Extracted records
○ ○ ○

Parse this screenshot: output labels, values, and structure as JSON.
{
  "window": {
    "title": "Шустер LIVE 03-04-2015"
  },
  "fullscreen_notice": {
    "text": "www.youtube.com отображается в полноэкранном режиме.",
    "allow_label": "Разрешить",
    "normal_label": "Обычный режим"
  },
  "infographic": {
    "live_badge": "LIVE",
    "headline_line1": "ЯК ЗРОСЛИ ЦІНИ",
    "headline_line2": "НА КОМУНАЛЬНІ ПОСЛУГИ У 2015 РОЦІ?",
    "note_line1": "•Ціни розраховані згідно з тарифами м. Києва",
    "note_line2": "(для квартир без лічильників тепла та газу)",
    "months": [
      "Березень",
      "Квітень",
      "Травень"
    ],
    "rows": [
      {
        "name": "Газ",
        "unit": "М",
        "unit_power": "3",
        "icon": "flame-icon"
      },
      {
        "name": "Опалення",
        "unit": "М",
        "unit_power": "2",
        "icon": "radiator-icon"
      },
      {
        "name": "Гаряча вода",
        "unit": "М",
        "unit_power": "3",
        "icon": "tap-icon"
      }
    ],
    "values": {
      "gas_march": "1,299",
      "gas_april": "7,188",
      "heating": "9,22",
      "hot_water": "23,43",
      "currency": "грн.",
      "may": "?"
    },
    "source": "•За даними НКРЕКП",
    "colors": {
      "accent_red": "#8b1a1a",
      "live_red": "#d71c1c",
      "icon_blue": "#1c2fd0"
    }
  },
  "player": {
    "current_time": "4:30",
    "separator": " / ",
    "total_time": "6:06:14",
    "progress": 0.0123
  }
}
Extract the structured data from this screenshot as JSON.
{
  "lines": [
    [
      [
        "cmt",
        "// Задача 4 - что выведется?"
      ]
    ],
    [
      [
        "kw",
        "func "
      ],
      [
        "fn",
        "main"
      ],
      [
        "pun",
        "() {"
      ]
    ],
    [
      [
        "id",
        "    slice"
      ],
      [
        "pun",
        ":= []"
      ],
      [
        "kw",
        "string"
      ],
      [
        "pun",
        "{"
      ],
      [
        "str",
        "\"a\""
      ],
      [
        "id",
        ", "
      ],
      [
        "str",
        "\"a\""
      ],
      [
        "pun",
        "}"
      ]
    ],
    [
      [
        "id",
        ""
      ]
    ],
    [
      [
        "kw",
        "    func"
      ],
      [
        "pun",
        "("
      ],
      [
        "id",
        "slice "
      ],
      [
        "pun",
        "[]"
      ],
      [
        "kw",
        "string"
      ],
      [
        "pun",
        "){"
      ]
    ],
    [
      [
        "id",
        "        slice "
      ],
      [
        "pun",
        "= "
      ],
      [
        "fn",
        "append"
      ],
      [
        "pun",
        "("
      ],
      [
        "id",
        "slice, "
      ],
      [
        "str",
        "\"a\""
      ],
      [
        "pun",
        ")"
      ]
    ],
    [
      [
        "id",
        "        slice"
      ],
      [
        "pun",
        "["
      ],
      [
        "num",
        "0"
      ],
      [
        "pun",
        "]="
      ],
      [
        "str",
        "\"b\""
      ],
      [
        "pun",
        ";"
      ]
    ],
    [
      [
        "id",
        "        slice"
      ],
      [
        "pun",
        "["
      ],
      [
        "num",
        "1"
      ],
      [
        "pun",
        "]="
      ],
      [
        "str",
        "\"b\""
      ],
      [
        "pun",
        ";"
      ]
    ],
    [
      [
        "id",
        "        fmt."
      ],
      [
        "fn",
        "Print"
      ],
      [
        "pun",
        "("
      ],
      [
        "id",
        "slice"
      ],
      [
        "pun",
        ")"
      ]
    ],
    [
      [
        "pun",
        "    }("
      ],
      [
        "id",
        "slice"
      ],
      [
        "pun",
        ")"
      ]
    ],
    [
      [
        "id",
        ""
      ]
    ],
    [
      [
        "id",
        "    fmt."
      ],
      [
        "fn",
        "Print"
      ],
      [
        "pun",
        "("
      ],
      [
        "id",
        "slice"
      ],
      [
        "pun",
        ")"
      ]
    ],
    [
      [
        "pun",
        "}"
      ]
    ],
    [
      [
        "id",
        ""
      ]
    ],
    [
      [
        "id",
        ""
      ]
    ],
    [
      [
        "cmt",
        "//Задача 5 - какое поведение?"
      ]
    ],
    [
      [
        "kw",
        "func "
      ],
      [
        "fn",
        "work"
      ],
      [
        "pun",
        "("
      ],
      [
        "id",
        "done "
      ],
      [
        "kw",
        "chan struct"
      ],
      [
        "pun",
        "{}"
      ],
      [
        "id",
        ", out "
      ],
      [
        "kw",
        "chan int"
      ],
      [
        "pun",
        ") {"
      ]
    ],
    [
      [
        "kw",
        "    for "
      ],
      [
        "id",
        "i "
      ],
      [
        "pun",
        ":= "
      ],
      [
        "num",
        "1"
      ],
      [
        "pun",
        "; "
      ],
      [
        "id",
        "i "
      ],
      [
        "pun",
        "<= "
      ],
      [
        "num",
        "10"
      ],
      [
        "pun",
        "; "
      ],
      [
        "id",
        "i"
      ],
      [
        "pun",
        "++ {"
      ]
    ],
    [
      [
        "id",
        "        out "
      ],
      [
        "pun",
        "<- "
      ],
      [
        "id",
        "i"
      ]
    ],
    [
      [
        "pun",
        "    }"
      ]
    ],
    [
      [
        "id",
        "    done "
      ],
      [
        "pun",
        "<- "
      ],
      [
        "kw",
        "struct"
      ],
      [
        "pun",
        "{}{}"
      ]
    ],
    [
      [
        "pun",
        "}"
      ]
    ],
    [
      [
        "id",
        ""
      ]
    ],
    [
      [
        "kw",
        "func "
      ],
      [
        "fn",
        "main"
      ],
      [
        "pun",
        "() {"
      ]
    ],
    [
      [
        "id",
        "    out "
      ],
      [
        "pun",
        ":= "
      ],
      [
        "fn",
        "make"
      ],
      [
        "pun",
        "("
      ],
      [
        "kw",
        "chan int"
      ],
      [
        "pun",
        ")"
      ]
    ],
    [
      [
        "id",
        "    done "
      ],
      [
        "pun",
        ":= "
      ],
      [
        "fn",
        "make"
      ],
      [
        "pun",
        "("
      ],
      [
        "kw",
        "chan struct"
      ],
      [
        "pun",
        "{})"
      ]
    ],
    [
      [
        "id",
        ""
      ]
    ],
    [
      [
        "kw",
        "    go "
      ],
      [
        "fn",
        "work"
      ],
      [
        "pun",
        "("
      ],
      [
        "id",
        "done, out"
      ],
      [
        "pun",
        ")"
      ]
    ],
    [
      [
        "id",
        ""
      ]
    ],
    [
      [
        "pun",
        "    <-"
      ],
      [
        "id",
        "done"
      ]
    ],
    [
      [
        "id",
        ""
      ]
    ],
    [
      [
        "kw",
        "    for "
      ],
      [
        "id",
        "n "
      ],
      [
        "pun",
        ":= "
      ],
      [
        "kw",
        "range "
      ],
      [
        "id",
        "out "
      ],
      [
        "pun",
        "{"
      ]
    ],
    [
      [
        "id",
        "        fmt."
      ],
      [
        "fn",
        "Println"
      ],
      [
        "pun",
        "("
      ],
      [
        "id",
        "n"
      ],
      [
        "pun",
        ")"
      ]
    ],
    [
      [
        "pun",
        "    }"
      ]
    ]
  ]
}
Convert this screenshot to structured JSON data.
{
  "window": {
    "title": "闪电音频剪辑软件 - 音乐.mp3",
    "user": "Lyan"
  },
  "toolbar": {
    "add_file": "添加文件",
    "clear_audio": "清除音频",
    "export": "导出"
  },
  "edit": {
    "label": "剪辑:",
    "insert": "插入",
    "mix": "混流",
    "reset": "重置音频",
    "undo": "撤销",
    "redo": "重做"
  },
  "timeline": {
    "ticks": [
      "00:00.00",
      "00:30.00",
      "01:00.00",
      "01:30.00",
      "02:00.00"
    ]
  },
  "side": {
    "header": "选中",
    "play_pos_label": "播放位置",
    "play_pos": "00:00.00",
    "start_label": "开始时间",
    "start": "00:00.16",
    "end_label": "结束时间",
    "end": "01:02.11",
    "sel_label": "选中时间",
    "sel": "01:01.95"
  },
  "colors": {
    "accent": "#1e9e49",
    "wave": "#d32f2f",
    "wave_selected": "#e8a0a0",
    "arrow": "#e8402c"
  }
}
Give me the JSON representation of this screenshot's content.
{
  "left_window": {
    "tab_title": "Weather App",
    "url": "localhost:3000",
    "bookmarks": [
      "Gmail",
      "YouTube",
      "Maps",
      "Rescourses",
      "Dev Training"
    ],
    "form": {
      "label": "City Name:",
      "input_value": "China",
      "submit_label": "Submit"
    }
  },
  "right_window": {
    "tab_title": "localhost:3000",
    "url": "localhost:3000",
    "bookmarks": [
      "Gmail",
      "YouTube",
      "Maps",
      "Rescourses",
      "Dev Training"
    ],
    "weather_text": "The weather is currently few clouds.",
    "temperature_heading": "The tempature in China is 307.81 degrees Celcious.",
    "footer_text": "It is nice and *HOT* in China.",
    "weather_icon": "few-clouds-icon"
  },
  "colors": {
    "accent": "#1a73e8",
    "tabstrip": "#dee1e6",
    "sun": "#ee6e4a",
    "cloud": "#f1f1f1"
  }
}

○ ○ ○

Your instructions: Where a line in the material above holds "screenshot", copy that line.

Answer to the task:
Parse this screenshot: output labels, values, and structure as JSON.
Extract the structured data from this screenshot as JSON.
Convert this screenshot to structured JSON data.
Give me the JSON representation of this screenshot's content.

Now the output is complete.